Every record must be transcribed in its entirety, apart from the images, which are to be omitted.
_ _ _ _
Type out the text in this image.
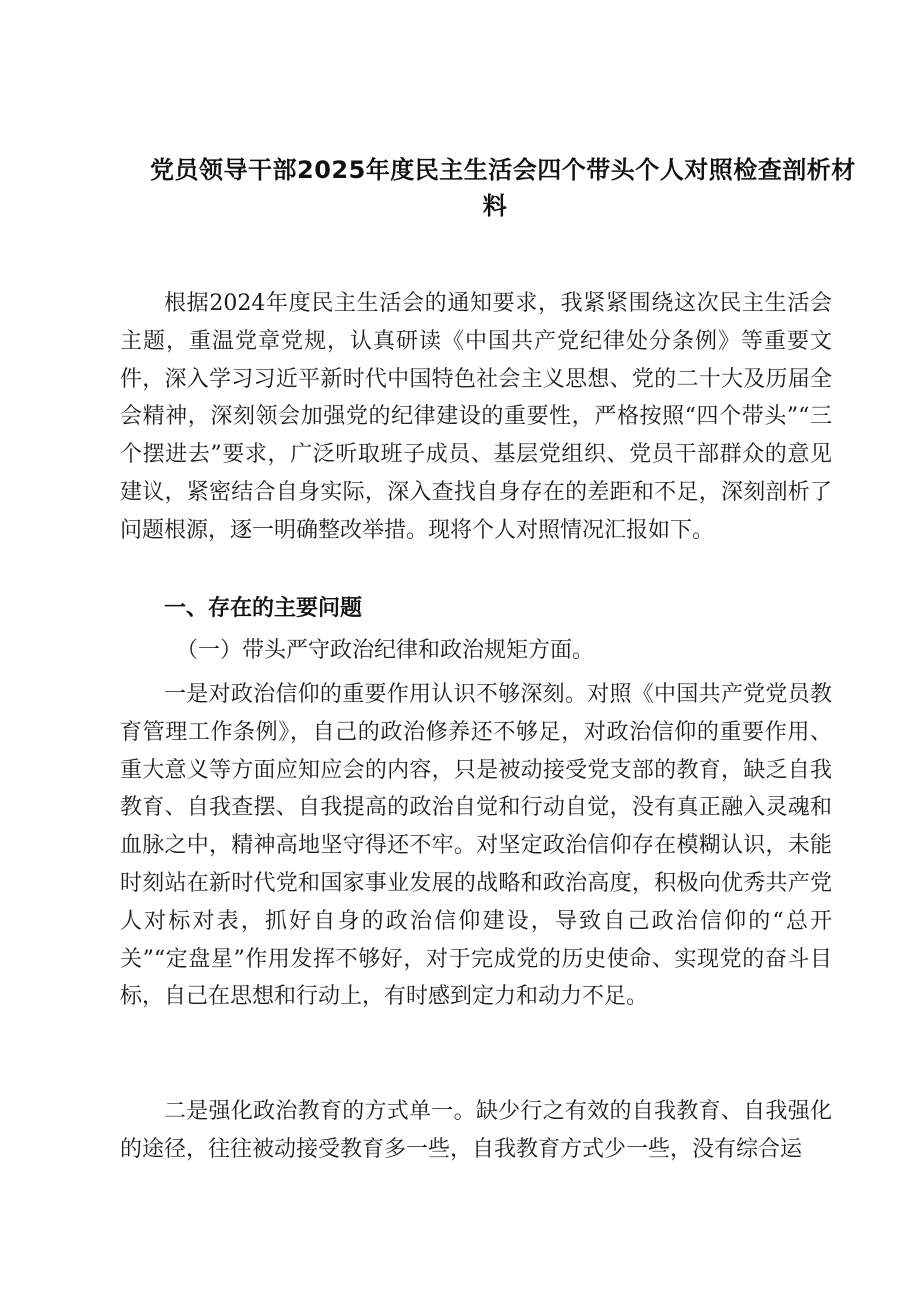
党员领导干部2025年度民主生活会四个带头个人对照检查剖析材
料

根据2024年度民主生活会的通知要求，我紧紧围绕这次民主生活会主题，重温党章党规，认真研读《中国共产党纪律处分条例》等重要文件，深入学习习近平新时代中国特色社会主义思想、党的二十大及历届全会精神，深刻领会加强党的纪律建设的重要性，严格按照“四个带头”“三个摆进去”要求，广泛听取班子成员、基层党组织、党员干部群众的意见建议，紧密结合自身实际，深入查找自身存在的差距和不足，深刻剖析了问题根源，逐一明确整改举措。现将个人对照情况汇报如下。

一、存在的主要问题
（一）带头严守政治纪律和政治规矩方面。

一是对政治信仰的重要作用认识不够深刻。对照《中国共产党党员教育管理工作条例》，自己的政治修养还不够足，对政治信仰的重要作用、重大意义等方面应知应会的内容，只是被动接受党支部的教育，缺乏自我教育、自我查摆、自我提高的政治自觉和行动自觉，没有真正融入灵魂和血脉之中，精神高地坚守得还不牢。对坚定政治信仰存在模糊认识，未能时刻站在新时代党和国家事业发展的战略和政治高度，积极向优秀共产党人对标对表，抓好自身的政治信仰建设，导致自己政治信仰的“总开关”“定盘星”作用发挥不够好，对于完成党的历史使命、实现党的奋斗目标，自己在思想和行动上，有时感到定力和动力不足。

二是强化政治教育的方式单一。缺少行之有效的自我教育、自我强化的途径，往往被动接受教育多一些，自我教育方式少一些，没有综合运
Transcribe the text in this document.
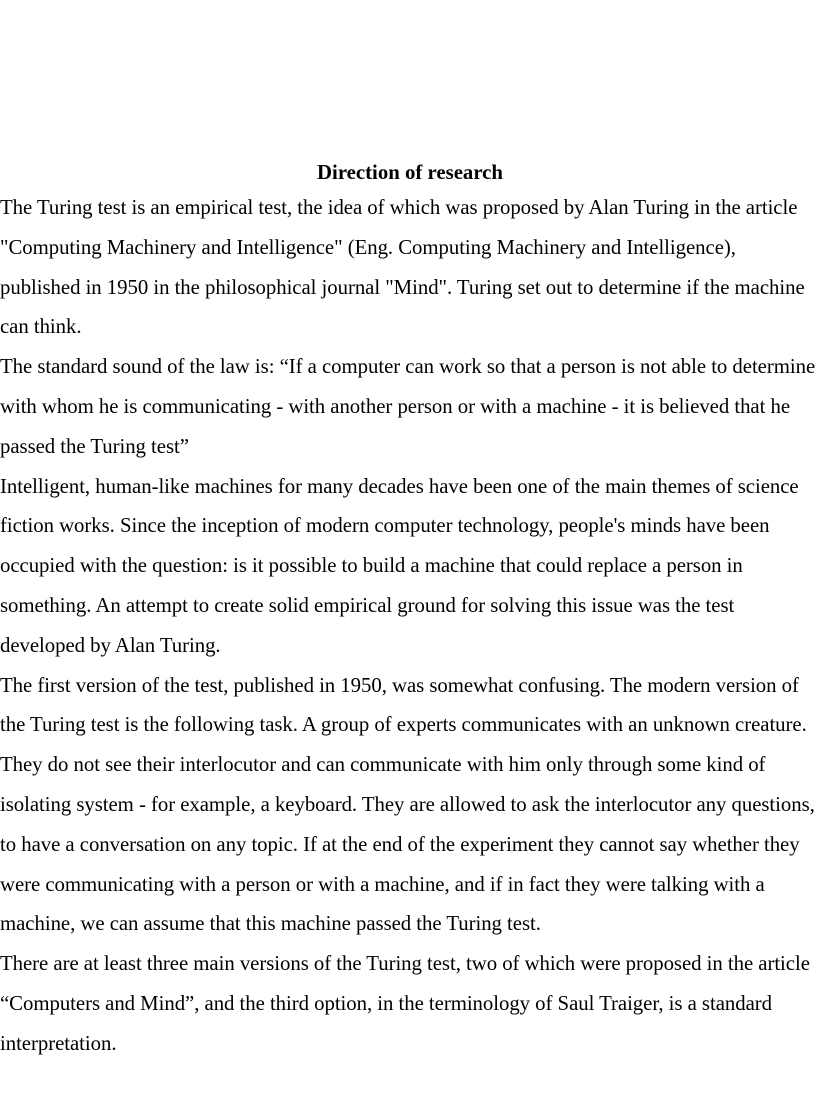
Direction of research

The Turing test is an empirical test, the idea of which was proposed by Alan Turing in the article "Computing Machinery and Intelligence" (Eng. Computing Machinery and Intelligence), published in 1950 in the philosophical journal "Mind". Turing set out to determine if the machine can think.

The standard sound of the law is: “If a computer can work so that a person is not able to determine with whom he is communicating - with another person or with a machine - it is believed that he passed the Turing test”

Intelligent, human-like machines for many decades have been one of the main themes of science fiction works. Since the inception of modern computer technology, people's minds have been occupied with the question: is it possible to build a machine that could replace a person in something. An attempt to create solid empirical ground for solving this issue was the test developed by Alan Turing.

The first version of the test, published in 1950, was somewhat confusing. The modern version of the Turing test is the following task. A group of experts communicates with an unknown creature. They do not see their interlocutor and can communicate with him only through some kind of isolating system - for example, a keyboard. They are allowed to ask the interlocutor any questions, to have a conversation on any topic. If at the end of the experiment they cannot say whether they were communicating with a person or with a machine, and if in fact they were talking with a machine, we can assume that this machine passed the Turing test.

There are at least three main versions of the Turing test, two of which were proposed in the article “Computers and Mind”, and the third option, in the terminology of Saul Traiger, is a standard interpretation.
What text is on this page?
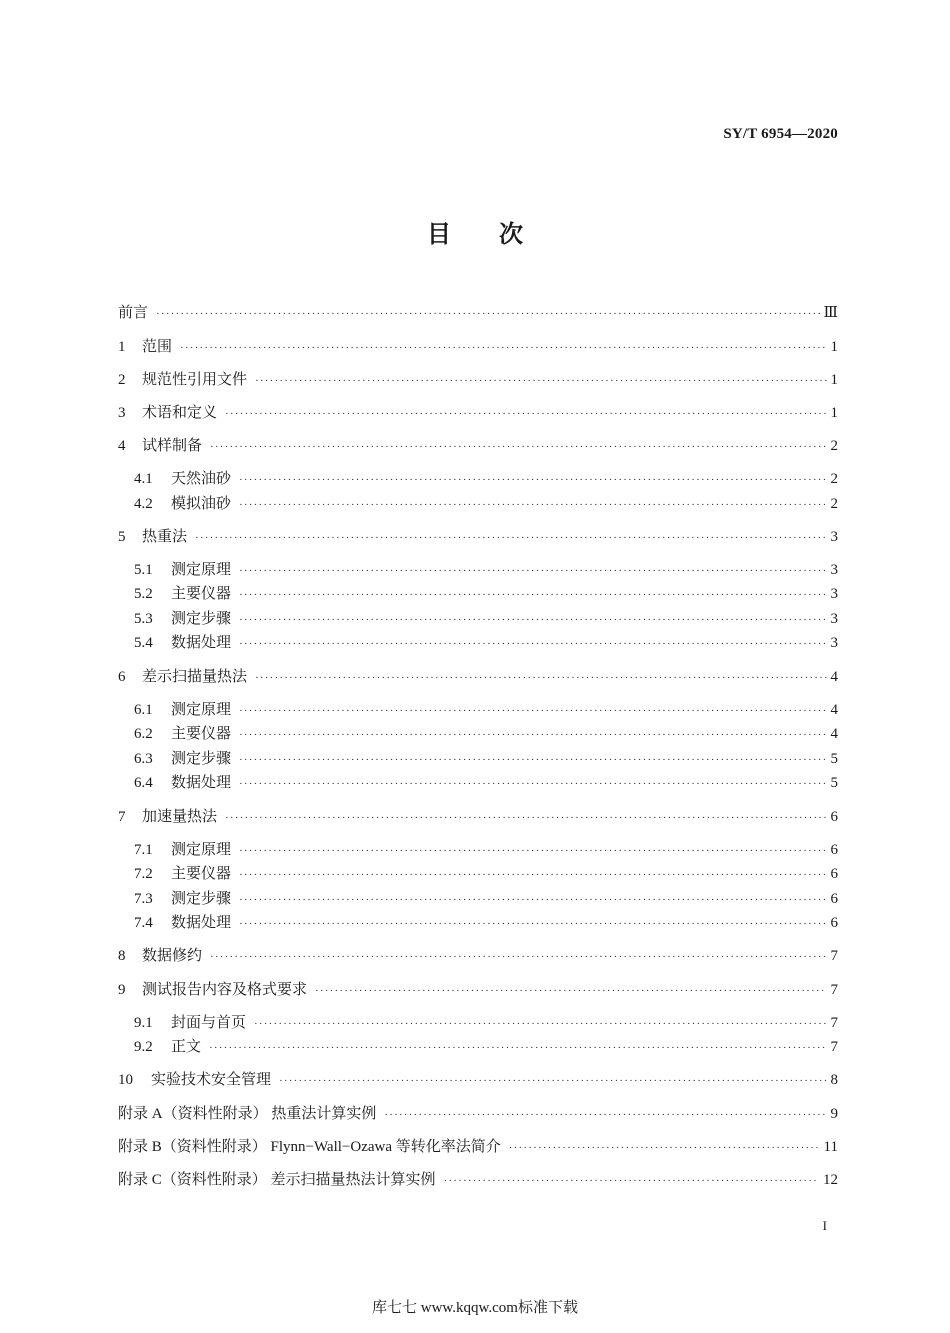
SY/T 6954—2020
目 次
前言 ·····	Ⅲ
1	范围 ·····	1
2	规范性引用文件 ·····	1
3	术语和定义 ·····	1
4	试样制备 ·····	2
4.1	天然油砂 ·····	2
4.2	模拟油砂 ·····	2
5	热重法 ·····	3
5.1	测定原理 ·····	3
5.2	主要仪器 ·····	3
5.3	测定步骤 ·····	3
5.4	数据处理 ·····	3
6	差示扫描量热法 ·····	4
6.1	测定原理 ·····	4
6.2	主要仪器 ·····	4
6.3	测定步骤 ·····	5
6.4	数据处理 ·····	5
7	加速量热法 ·····	6
7.1	测定原理 ·····	6
7.2	主要仪器 ·····	6
7.3	测定步骤 ·····	6
7.4	数据处理 ·····	6
8	数据修约 ·····	7
9	测试报告内容及格式要求 ·····	7
9.1	封面与首页 ·····	7
9.2	正文 ·····	7
10	实验技术安全管理 ·····	8
附录 A（资料性附录） 热重法计算实例 ·····	9
附录 B（资料性附录） Flynn−Wall−Ozawa 等转化率法简介 ·····	11
附录 C（资料性附录） 差示扫描量热法计算实例 ·····	12
I
库七七 www.kqqw.com标准下载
_ _ _ _
* [Response]
Type out the text in this image.
党员领导干部2025年度民主生活会四个带头个人对照检查剖析材
料

根据2024年度民主生活会的通知要求，我紧紧围绕这次民主生活会主题，重温党章党规，认真研读《中国共产党纪律处分条例》等重要文件，深入学习习近平新时代中国特色社会主义思想、党的二十大及历届全会精神，深刻领会加强党的纪律建设的重要性，严格按照“四个带头”“三个摆进去”要求，广泛听取班子成员、基层党组织、党员干部群众的意见建议，紧密结合自身实际，深入查找自身存在的差距和不足，深刻剖析了问题根源，逐一明确整改举措。现将个人对照情况汇报如下。

一、存在的主要问题
（一）带头严守政治纪律和政治规矩方面。

一是对政治信仰的重要作用认识不够深刻。对照《中国共产党党员教育管理工作条例》，自己的政治修养还不够足，对政治信仰的重要作用、重大意义等方面应知应会的内容，只是被动接受党支部的教育，缺乏自我教育、自我查摆、自我提高的政治自觉和行动自觉，没有真正融入灵魂和血脉之中，精神高地坚守得还不牢。对坚定政治信仰存在模糊认识，未能时刻站在新时代党和国家事业发展的战略和政治高度，积极向优秀共产党人对标对表，抓好自身的政治信仰建设，导致自己政治信仰的“总开关”“定盘星”作用发挥不够好，对于完成党的历史使命、实现党的奋斗目标，自己在思想和行动上，有时感到定力和动力不足。

二是强化政治教育的方式单一。缺少行之有效的自我教育、自我强化的途径，往往被动接受教育多一些，自我教育方式少一些，没有综合运
Transcribe the text in this document.
Direction of research

The Turing test is an empirical test, the idea of which was proposed by Alan Turing in the article "Computing Machinery and Intelligence" (Eng. Computing Machinery and Intelligence), published in 1950 in the philosophical journal "Mind". Turing set out to determine if the machine can think.

The standard sound of the law is: “If a computer can work so that a person is not able to determine with whom he is communicating - with another person or with a machine - it is believed that he passed the Turing test”

Intelligent, human-like machines for many decades have been one of the main themes of science fiction works. Since the inception of modern computer technology, people's minds have been occupied with the question: is it possible to build a machine that could replace a person in something. An attempt to create solid empirical ground for solving this issue was the test developed by Alan Turing.

The first version of the test, published in 1950, was somewhat confusing. The modern version of the Turing test is the following task. A group of experts communicates with an unknown creature. They do not see their interlocutor and can communicate with him only through some kind of isolating system - for example, a keyboard. They are allowed to ask the interlocutor any questions, to have a conversation on any topic. If at the end of the experiment they cannot say whether they were communicating with a person or with a machine, and if in fact they were talking with a machine, we can assume that this machine passed the Turing test.

There are at least three main versions of the Turing test, two of which were proposed in the article “Computers and Mind”, and the third option, in the terminology of Saul Traiger, is a standard interpretation.
What text is on this page?
SY/T 6954—2020
目 次
前言 ·····	Ⅲ
1	范围 ·····	1
2	规范性引用文件 ·····	1
3	术语和定义 ·····	1
4	试样制备 ·····	2
4.1	天然油砂 ·····	2
4.2	模拟油砂 ·····	2
5	热重法 ·····	3
5.1	测定原理 ·····	3
5.2	主要仪器 ·····	3
5.3	测定步骤 ·····	3
5.4	数据处理 ·····	3
6	差示扫描量热法 ·····	4
6.1	测定原理 ·····	4
6.2	主要仪器 ·····	4
6.3	测定步骤 ·····	5
6.4	数据处理 ·····	5
7	加速量热法 ·····	6
7.1	测定原理 ·····	6
7.2	主要仪器 ·····	6
7.3	测定步骤 ·····	6
7.4	数据处理 ·····	6
8	数据修约 ·····	7
9	测试报告内容及格式要求 ·····	7
9.1	封面与首页 ·····	7
9.2	正文 ·····	7
10	实验技术安全管理 ·····	8
附录 A（资料性附录） 热重法计算实例 ·····	9
附录 B（资料性附录） Flynn−Wall−Ozawa 等转化率法简介 ·····	11
附录 C（资料性附录） 差示扫描量热法计算实例 ·····	12
I
库七七 www.kqqw.com标准下载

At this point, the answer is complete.